Data shown:
## BEGIN
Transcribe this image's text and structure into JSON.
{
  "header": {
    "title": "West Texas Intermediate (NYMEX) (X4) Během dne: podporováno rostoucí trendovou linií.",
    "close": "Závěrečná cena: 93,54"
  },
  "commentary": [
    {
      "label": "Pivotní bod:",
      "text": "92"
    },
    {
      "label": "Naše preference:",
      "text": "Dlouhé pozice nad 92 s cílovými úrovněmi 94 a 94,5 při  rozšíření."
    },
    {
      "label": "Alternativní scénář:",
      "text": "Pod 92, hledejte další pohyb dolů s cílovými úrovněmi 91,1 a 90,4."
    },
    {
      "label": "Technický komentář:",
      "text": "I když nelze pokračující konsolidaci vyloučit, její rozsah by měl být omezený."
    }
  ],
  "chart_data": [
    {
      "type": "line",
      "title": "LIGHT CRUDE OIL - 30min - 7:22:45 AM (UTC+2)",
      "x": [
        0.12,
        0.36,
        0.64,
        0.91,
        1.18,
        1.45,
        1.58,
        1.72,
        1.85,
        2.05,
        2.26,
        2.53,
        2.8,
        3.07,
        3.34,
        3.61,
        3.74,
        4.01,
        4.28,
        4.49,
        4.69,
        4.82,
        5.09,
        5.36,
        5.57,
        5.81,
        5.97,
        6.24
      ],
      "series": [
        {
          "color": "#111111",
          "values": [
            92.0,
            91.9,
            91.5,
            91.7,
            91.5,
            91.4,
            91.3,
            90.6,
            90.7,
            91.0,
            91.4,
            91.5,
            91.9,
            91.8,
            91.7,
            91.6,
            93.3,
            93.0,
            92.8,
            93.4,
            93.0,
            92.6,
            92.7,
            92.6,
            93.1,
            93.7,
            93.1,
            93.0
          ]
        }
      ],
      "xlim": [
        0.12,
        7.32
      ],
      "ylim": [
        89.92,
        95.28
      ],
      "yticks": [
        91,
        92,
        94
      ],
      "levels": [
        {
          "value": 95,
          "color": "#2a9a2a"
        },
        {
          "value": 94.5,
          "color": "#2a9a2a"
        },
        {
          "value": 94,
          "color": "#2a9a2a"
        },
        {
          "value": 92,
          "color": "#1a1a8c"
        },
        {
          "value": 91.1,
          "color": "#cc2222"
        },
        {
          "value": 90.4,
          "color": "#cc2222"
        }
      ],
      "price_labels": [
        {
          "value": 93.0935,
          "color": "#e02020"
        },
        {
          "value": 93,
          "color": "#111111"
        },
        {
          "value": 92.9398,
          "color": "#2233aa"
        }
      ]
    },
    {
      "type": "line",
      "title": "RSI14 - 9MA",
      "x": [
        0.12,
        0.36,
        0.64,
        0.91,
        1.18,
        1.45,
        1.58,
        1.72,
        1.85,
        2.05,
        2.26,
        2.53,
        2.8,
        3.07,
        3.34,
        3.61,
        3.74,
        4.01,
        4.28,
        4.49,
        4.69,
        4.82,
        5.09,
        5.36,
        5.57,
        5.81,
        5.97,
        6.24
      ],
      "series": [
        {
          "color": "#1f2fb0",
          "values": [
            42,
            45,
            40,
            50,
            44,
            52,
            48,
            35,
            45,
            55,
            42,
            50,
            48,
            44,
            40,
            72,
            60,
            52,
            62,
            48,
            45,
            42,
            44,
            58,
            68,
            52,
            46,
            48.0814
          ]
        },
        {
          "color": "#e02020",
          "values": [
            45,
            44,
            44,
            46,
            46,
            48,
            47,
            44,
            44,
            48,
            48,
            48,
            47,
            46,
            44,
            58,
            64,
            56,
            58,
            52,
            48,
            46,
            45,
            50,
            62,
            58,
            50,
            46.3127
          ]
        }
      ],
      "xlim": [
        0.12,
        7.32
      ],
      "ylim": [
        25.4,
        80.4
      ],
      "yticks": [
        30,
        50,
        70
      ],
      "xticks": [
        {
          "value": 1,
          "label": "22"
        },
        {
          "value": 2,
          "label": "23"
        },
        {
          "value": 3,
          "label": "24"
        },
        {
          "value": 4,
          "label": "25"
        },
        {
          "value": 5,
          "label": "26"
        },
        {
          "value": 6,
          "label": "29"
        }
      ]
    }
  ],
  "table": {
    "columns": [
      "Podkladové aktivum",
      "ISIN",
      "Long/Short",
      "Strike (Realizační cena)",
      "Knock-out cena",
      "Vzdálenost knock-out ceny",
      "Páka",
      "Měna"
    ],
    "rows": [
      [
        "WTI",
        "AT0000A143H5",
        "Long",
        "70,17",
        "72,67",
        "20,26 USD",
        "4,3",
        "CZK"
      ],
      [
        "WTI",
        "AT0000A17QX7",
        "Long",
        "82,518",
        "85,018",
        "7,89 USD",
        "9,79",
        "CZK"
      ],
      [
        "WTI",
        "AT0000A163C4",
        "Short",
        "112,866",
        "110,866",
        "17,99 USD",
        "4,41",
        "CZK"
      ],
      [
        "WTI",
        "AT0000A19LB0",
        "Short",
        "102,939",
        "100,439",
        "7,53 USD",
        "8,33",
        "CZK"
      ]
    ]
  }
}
## END
Problem to solve: Return all of the entries exactly as written.

Response for this exercise:
Transcribe this image's text and structure into JSON.
{
  "header": {
    "title": "West Texas Intermediate (NYMEX) (X4) Během dne: podporováno rostoucí trendovou linií.",
    "close": "Závěrečná cena: 93,54"
  },
  "commentary": [
    {
      "label": "Pivotní bod:",
      "text": "92"
    },
    {
      "label": "Naše preference:",
      "text": "Dlouhé pozice nad 92 s cílovými úrovněmi 94 a 94,5 při  rozšíření."
    },
    {
      "label": "Alternativní scénář:",
      "text": "Pod 92, hledejte další pohyb dolů s cílovými úrovněmi 91,1 a 90,4."
    },
    {
      "label": "Technický komentář:",
      "text": "I když nelze pokračující konsolidaci vyloučit, její rozsah by měl být omezený."
    }
  ],
  "chart_data": [
    {
      "type": "line",
      "title": "LIGHT CRUDE OIL - 30min - 7:22:45 AM (UTC+2)",
      "x": [
        0.12,
        0.36,
        0.64,
        0.91,
        1.18,
        1.45,
        1.58,
        1.72,
        1.85,
        2.05,
        2.26,
        2.53,
        2.8,
        3.07,
        3.34,
        3.61,
        3.74,
        4.01,
        4.28,
        4.49,
        4.69,
        4.82,
        5.09,
        5.36,
        5.57,
        5.81,
        5.97,
        6.24
      ],
      "series": [
        {
          "color": "#111111",
          "values": [
            92.0,
            91.9,
            91.5,
            91.7,
            91.5,
            91.4,
            91.3,
            90.6,
            90.7,
            91.0,
            91.4,
            91.5,
            91.9,
            91.8,
            91.7,
            91.6,
            93.3,
            93.0,
            92.8,
            93.4,
            93.0,
            92.6,
            92.7,
            92.6,
            93.1,
            93.7,
            93.1,
            93.0
          ]
        }
      ],
      "xlim": [
        0.12,
        7.32
      ],
      "ylim": [
        89.92,
        95.28
      ],
      "yticks": [
        91,
        92,
        94
      ],
      "levels": [
        {
          "value": 95,
          "color": "#2a9a2a"
        },
        {
          "value": 94.5,
          "color": "#2a9a2a"
        },
        {
          "value": 94,
          "color": "#2a9a2a"
        },
        {
          "value": 92,
          "color": "#1a1a8c"
        },
        {
          "value": 91.1,
          "color": "#cc2222"
        },
        {
          "value": 90.4,
          "color": "#cc2222"
        }
      ],
      "price_labels": [
        {
          "value": 93.0935,
          "color": "#e02020"
        },
        {
          "value": 93,
          "color": "#111111"
        },
        {
          "value": 92.9398,
          "color": "#2233aa"
        }
      ]
    },
    {
      "type": "line",
      "title": "RSI14 - 9MA",
      "x": [
        0.12,
        0.36,
        0.64,
        0.91,
        1.18,
        1.45,
        1.58,
        1.72,
        1.85,
        2.05,
        2.26,
        2.53,
        2.8,
        3.07,
        3.34,
        3.61,
        3.74,
        4.01,
        4.28,
        4.49,
        4.69,
        4.82,
        5.09,
        5.36,
        5.57,
        5.81,
        5.97,
        6.24
      ],
      "series": [
        {
          "color": "#1f2fb0",
          "values": [
            42,
            45,
            40,
            50,
            44,
            52,
            48,
            35,
            45,
            55,
            42,
            50,
            48,
            44,
            40,
            72,
            60,
            52,
            62,
            48,
            45,
            42,
            44,
            58,
            68,
            52,
            46,
            48.0814
          ]
        },
        {
          "color": "#e02020",
          "values": [
            45,
            44,
            44,
            46,
            46,
            48,
            47,
            44,
            44,
            48,
            48,
            48,
            47,
            46,
            44,
            58,
            64,
            56,
            58,
            52,
            48,
            46,
            45,
            50,
            62,
            58,
            50,
            46.3127
          ]
        }
      ],
      "xlim": [
        0.12,
        7.32
      ],
      "ylim": [
        25.4,
        80.4
      ],
      "yticks": [
        30,
        50,
        70
      ],
      "xticks": [
        {
          "value": 1,
          "label": "22"
        },
        {
          "value": 2,
          "label": "23"
        },
        {
          "value": 3,
          "label": "24"
        },
        {
          "value": 4,
          "label": "25"
        },
        {
          "value": 5,
          "label": "26"
        },
        {
          "value": 6,
          "label": "29"
        }
      ]
    }
  ],
  "table": {
    "columns": [
      "Podkladové aktivum",
      "ISIN",
      "Long/Short",
      "Strike (Realizační cena)",
      "Knock-out cena",
      "Vzdálenost knock-out ceny",
      "Páka",
      "Měna"
    ],
    "rows": [
      [
        "WTI",
        "AT0000A143H5",
        "Long",
        "70,17",
        "72,67",
        "20,26 USD",
        "4,3",
        "CZK"
      ],
      [
        "WTI",
        "AT0000A17QX7",
        "Long",
        "82,518",
        "85,018",
        "7,89 USD",
        "9,79",
        "CZK"
      ],
      [
        "WTI",
        "AT0000A163C4",
        "Short",
        "112,866",
        "110,866",
        "17,99 USD",
        "4,41",
        "CZK"
      ],
      [
        "WTI",
        "AT0000A19LB0",
        "Short",
        "102,939",
        "100,439",
        "7,53 USD",
        "8,33",
        "CZK"
      ]
    ]
  }
}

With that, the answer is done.